▶ _What this task involves_
Gather all lines in the records below that include the word "amount".

::: Input records

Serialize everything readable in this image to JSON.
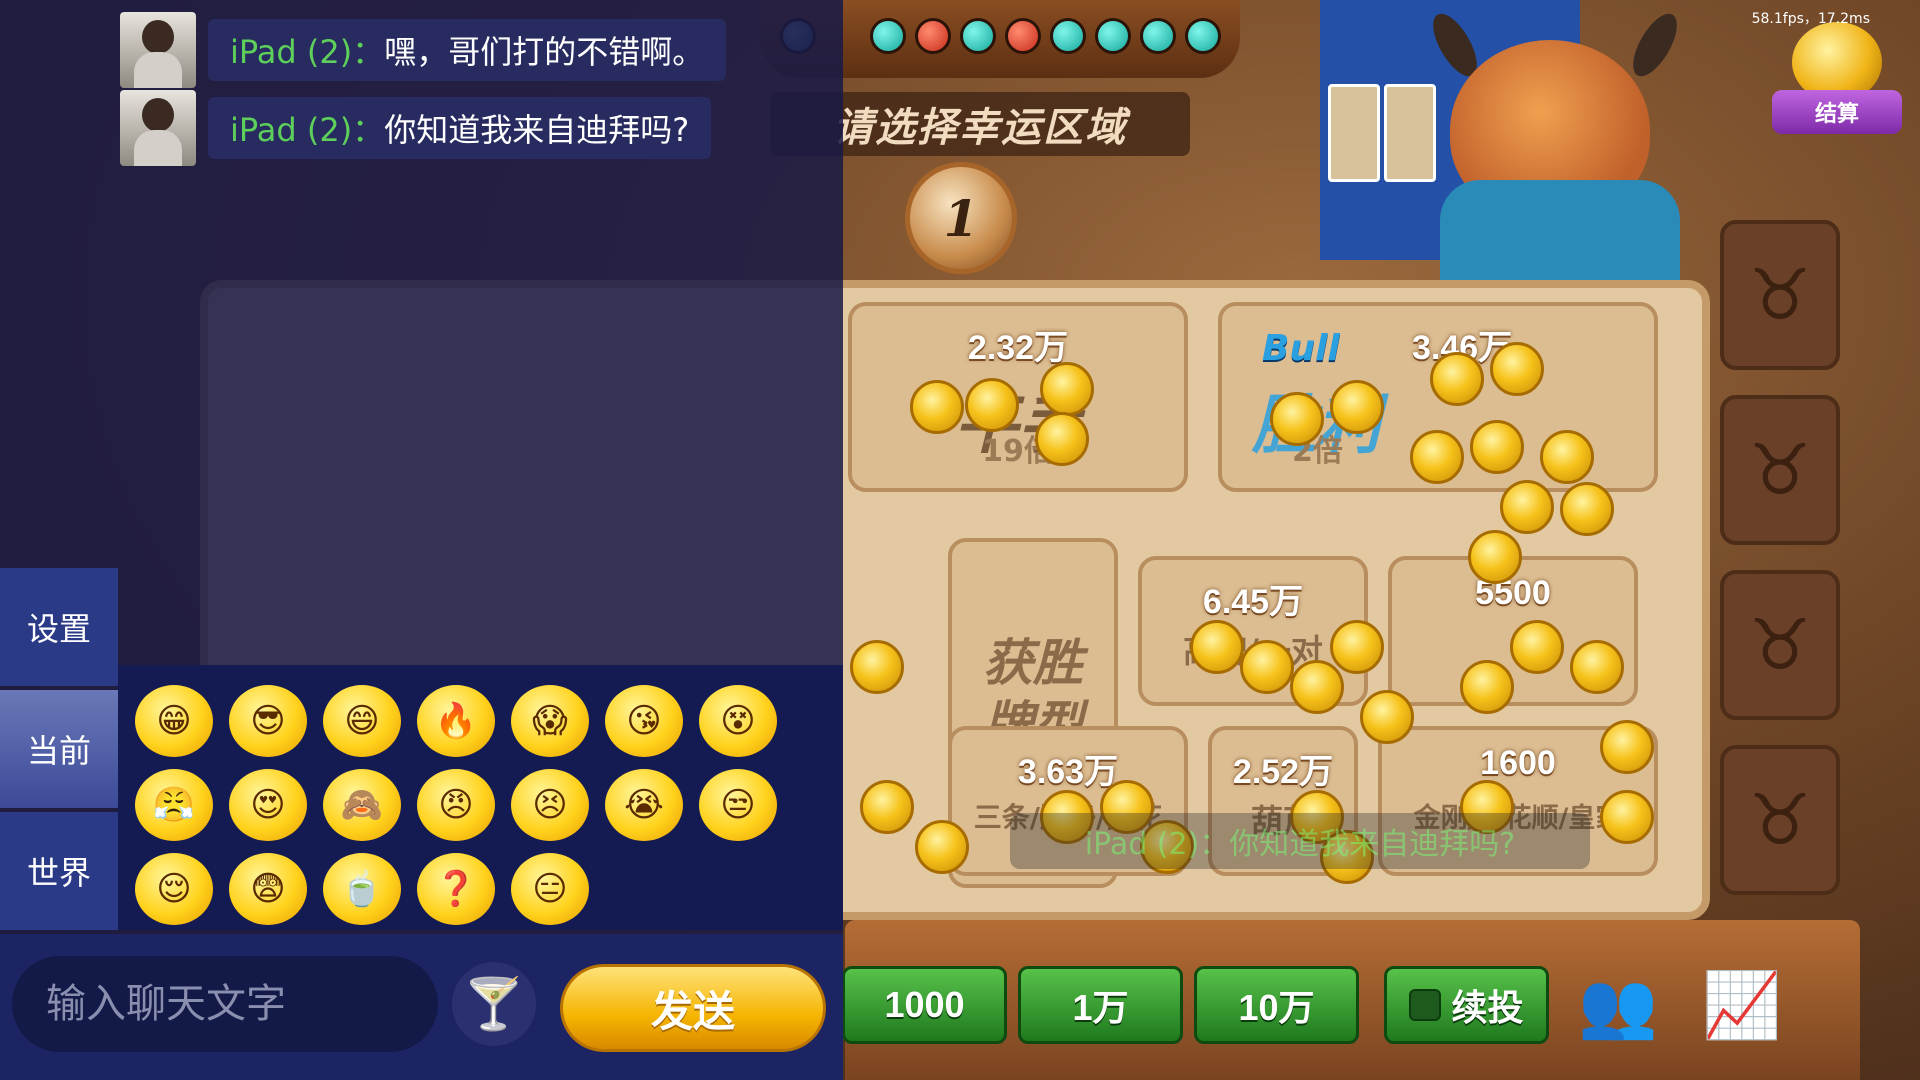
{
  "status": {
    "fps": "58.1fps，17.2ms"
  },
  "settle_button": {
    "label": "结算"
  },
  "board": {
    "lucky_title": "请选择幸运区域",
    "timer": "1",
    "zones": {
      "draw": {
        "amount": "2.32万",
        "label": "平手",
        "multiplier": "19倍"
      },
      "bull_win": {
        "tag": "Bull",
        "amount": "3.46万",
        "label": "胜利",
        "multiplier": "2倍"
      },
      "win_hand": {
        "label_line1": "获胜",
        "label_line2": "牌型"
      },
      "high_pair": {
        "amount": "6.45万",
        "label": "高牌/一对"
      },
      "two_pair": {
        "amount": "5500"
      },
      "three_straight_flush": {
        "amount": "3.63万",
        "label": "三条/顺子/同花"
      },
      "fullhouse": {
        "amount": "2.52万",
        "label": "葫芦"
      },
      "quads": {
        "amount": "1600",
        "label": "金刚/同花顺/皇家"
      }
    },
    "toast": "iPad (2)：你知道我来自迪拜吗?"
  },
  "bet_buttons": [
    "1000",
    "1万",
    "10万"
  ],
  "rebet": {
    "label": "续投"
  },
  "chat": {
    "messages": [
      {
        "sender": "iPad (2)：",
        "text": "嘿，哥们打的不错啊。"
      },
      {
        "sender": "iPad (2)：",
        "text": "你知道我来自迪拜吗?"
      }
    ],
    "tabs": [
      "设置",
      "当前",
      "世界"
    ],
    "active_tab": "当前",
    "input_placeholder": "输入聊天文字",
    "send_label": "发送"
  },
  "emojis": [
    "grin-emoji",
    "cool-emoji",
    "smile-emoji",
    "fire-emoji",
    "scream-emoji",
    "kiss-emoji",
    "dizzy-emoji",
    "angry-emoji",
    "love-emoji",
    "shy-emoji",
    "mad-emoji",
    "bully-emoji",
    "cry-emoji",
    "annoyed-emoji",
    "sleepy-emoji",
    "shock-emoji",
    "drink-emoji",
    "confused-emoji",
    "smirk-emoji"
  ],
  "colors": {
    "chat_bg": "#181a46",
    "sender": "#5dcf5a",
    "bet_green": "#3aa034",
    "send_gold": "#f5b400"
  }
}
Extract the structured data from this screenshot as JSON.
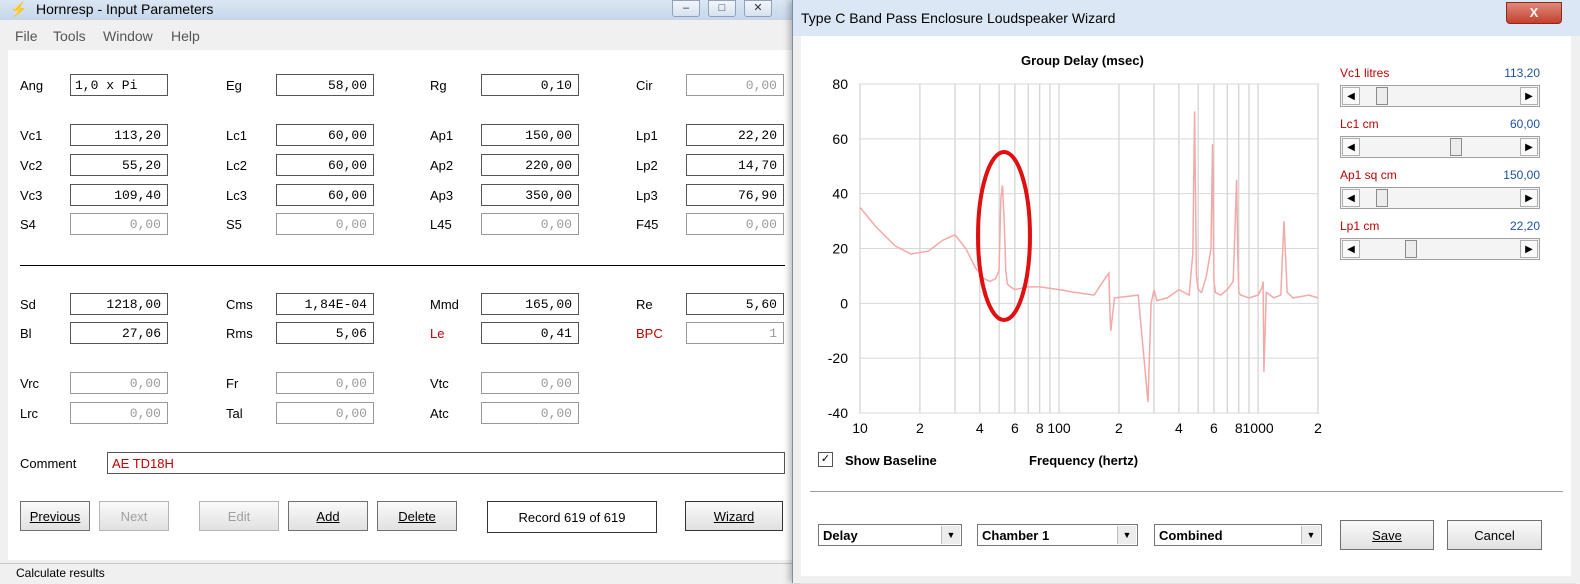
{
  "main_window": {
    "title": "Hornresp - Input Parameters",
    "menu": [
      "File",
      "Tools",
      "Window",
      "Help"
    ],
    "params_top": [
      {
        "label": "Ang",
        "value": "1,0 x Pi",
        "red": false,
        "grey": false
      },
      {
        "label": "Eg",
        "value": "58,00",
        "red": false,
        "grey": false
      },
      {
        "label": "Rg",
        "value": "0,10",
        "red": false,
        "grey": false
      },
      {
        "label": "Cir",
        "value": "0,00",
        "red": false,
        "grey": true
      },
      {
        "label": "Vc1",
        "value": "113,20",
        "red": false,
        "grey": false
      },
      {
        "label": "Lc1",
        "value": "60,00",
        "red": false,
        "grey": false
      },
      {
        "label": "Ap1",
        "value": "150,00",
        "red": false,
        "grey": false
      },
      {
        "label": "Lp1",
        "value": "22,20",
        "red": false,
        "grey": false
      },
      {
        "label": "Vc2",
        "value": "55,20",
        "red": false,
        "grey": false
      },
      {
        "label": "Lc2",
        "value": "60,00",
        "red": false,
        "grey": false
      },
      {
        "label": "Ap2",
        "value": "220,00",
        "red": false,
        "grey": false
      },
      {
        "label": "Lp2",
        "value": "14,70",
        "red": false,
        "grey": false
      },
      {
        "label": "Vc3",
        "value": "109,40",
        "red": false,
        "grey": false
      },
      {
        "label": "Lc3",
        "value": "60,00",
        "red": false,
        "grey": false
      },
      {
        "label": "Ap3",
        "value": "350,00",
        "red": false,
        "grey": false
      },
      {
        "label": "Lp3",
        "value": "76,90",
        "red": false,
        "grey": false
      },
      {
        "label": "S4",
        "value": "0,00",
        "red": false,
        "grey": true
      },
      {
        "label": "S5",
        "value": "0,00",
        "red": false,
        "grey": true
      },
      {
        "label": "L45",
        "value": "0,00",
        "red": false,
        "grey": true
      },
      {
        "label": "F45",
        "value": "0,00",
        "red": false,
        "grey": true
      }
    ],
    "params_driver": [
      {
        "label": "Sd",
        "value": "1218,00",
        "red": false,
        "grey": false
      },
      {
        "label": "Cms",
        "value": "1,84E-04",
        "red": false,
        "grey": false
      },
      {
        "label": "Mmd",
        "value": "165,00",
        "red": false,
        "grey": false
      },
      {
        "label": "Re",
        "value": "5,60",
        "red": false,
        "grey": false
      },
      {
        "label": "Bl",
        "value": "27,06",
        "red": false,
        "grey": false
      },
      {
        "label": "Rms",
        "value": "5,06",
        "red": false,
        "grey": false
      },
      {
        "label": "Le",
        "value": "0,41",
        "red": true,
        "grey": false
      },
      {
        "label": "BPC",
        "value": "1",
        "red": true,
        "grey": true
      }
    ],
    "params_bottom": [
      {
        "label": "Vrc",
        "value": "0,00",
        "red": false,
        "grey": true
      },
      {
        "label": "Fr",
        "value": "0,00",
        "red": false,
        "grey": true
      },
      {
        "label": "Vtc",
        "value": "0,00",
        "red": false,
        "grey": true
      },
      {
        "label": "Lrc",
        "value": "0,00",
        "red": false,
        "grey": true
      },
      {
        "label": "Tal",
        "value": "0,00",
        "red": false,
        "grey": true
      },
      {
        "label": "Atc",
        "value": "0,00",
        "red": false,
        "grey": true
      }
    ],
    "comment_label": "Comment",
    "comment_value": "AE TD18H",
    "buttons": {
      "previous": "Previous",
      "next": "Next",
      "edit": "Edit",
      "add": "Add",
      "delete": "Delete",
      "wizard": "Wizard"
    },
    "record": "Record 619 of 619",
    "status": "Calculate results"
  },
  "wizard": {
    "title": "Type C Band Pass Enclosure Loudspeaker Wizard",
    "close_label": "X",
    "show_baseline_label": "Show Baseline",
    "show_baseline_checked": true,
    "sliders": [
      {
        "label": "Vc1  litres",
        "value": "113,20",
        "position": 0.1
      },
      {
        "label": "Lc1  cm",
        "value": "60,00",
        "position": 0.6
      },
      {
        "label": "Ap1  sq cm",
        "value": "150,00",
        "position": 0.1
      },
      {
        "label": "Lp1  cm",
        "value": "22,20",
        "position": 0.3
      }
    ],
    "combos": [
      "Delay",
      "Chamber 1",
      "Combined"
    ],
    "save_label": "Save",
    "cancel_label": "Cancel",
    "accent_colors": {
      "curve": "#f4a8a8",
      "highlight_ellipse": "#e01010",
      "slider_label": "#c00000",
      "slider_value": "#2050a0"
    }
  },
  "chart_data": {
    "type": "line",
    "title": "Group Delay (msec)",
    "xlabel": "Frequency (hertz)",
    "ylabel": "",
    "x_scale": "log",
    "xlim": [
      10,
      2000
    ],
    "ylim": [
      -40,
      80
    ],
    "y_ticks": [
      "80",
      "60",
      "40",
      "20",
      "0",
      "-20",
      "-40"
    ],
    "x_ticks": [
      "10",
      "2",
      "4",
      "6",
      "8",
      "100",
      "2",
      "4",
      "6",
      "8",
      "1000",
      "2"
    ],
    "grid": true,
    "series": [
      {
        "color": "#f4a8a8",
        "x": [
          10,
          12,
          15,
          18,
          22,
          26,
          30,
          34,
          38,
          42,
          45,
          48,
          50,
          51,
          52,
          53,
          54,
          55,
          57,
          60,
          70,
          80,
          100,
          120,
          150,
          170,
          178,
          180,
          182,
          190,
          250,
          280,
          290,
          300,
          310,
          350,
          400,
          450,
          470,
          480,
          490,
          500,
          520,
          550,
          580,
          590,
          600,
          610,
          650,
          700,
          750,
          780,
          790,
          800,
          820,
          900,
          1000,
          1050,
          1060,
          1070,
          1100,
          1200,
          1300,
          1350,
          1400,
          1500,
          1800,
          2000
        ],
        "y": [
          35,
          28,
          21,
          18,
          19,
          23,
          25,
          20,
          13,
          9,
          8,
          9,
          12,
          38,
          43,
          30,
          12,
          7,
          6,
          5,
          6,
          6,
          5,
          4,
          3,
          9,
          11,
          -3,
          -10,
          2,
          3,
          -36,
          0,
          5,
          1,
          2,
          5,
          3,
          18,
          70,
          10,
          5,
          4,
          10,
          20,
          58,
          8,
          4,
          3,
          5,
          8,
          45,
          20,
          4,
          3,
          2,
          3,
          6,
          8,
          -25,
          4,
          2,
          3,
          30,
          4,
          2,
          3,
          2
        ]
      }
    ]
  }
}
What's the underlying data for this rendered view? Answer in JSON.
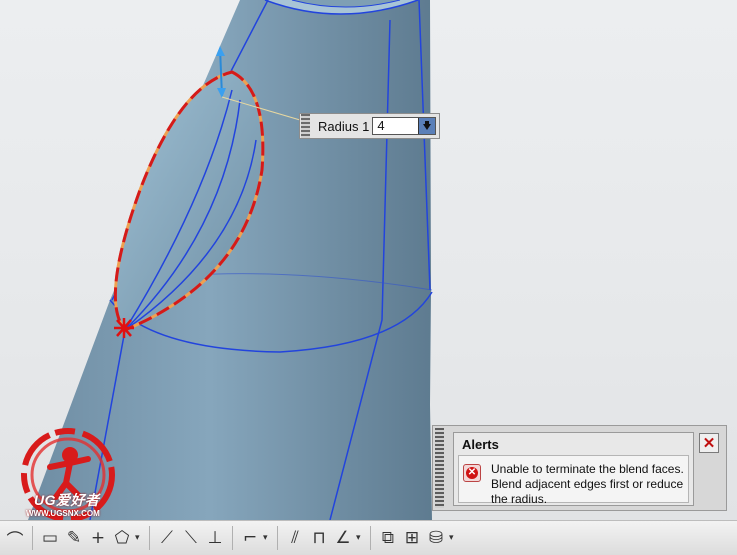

::::::

▶ _Reply_
        "amount": "2.32万",
        "amount": "3.46万",
        "amount": "6.45万",
        "amount": "5500"
        "amount": "3.63万",
        "amount": "2.52万",
        "amount": "1600",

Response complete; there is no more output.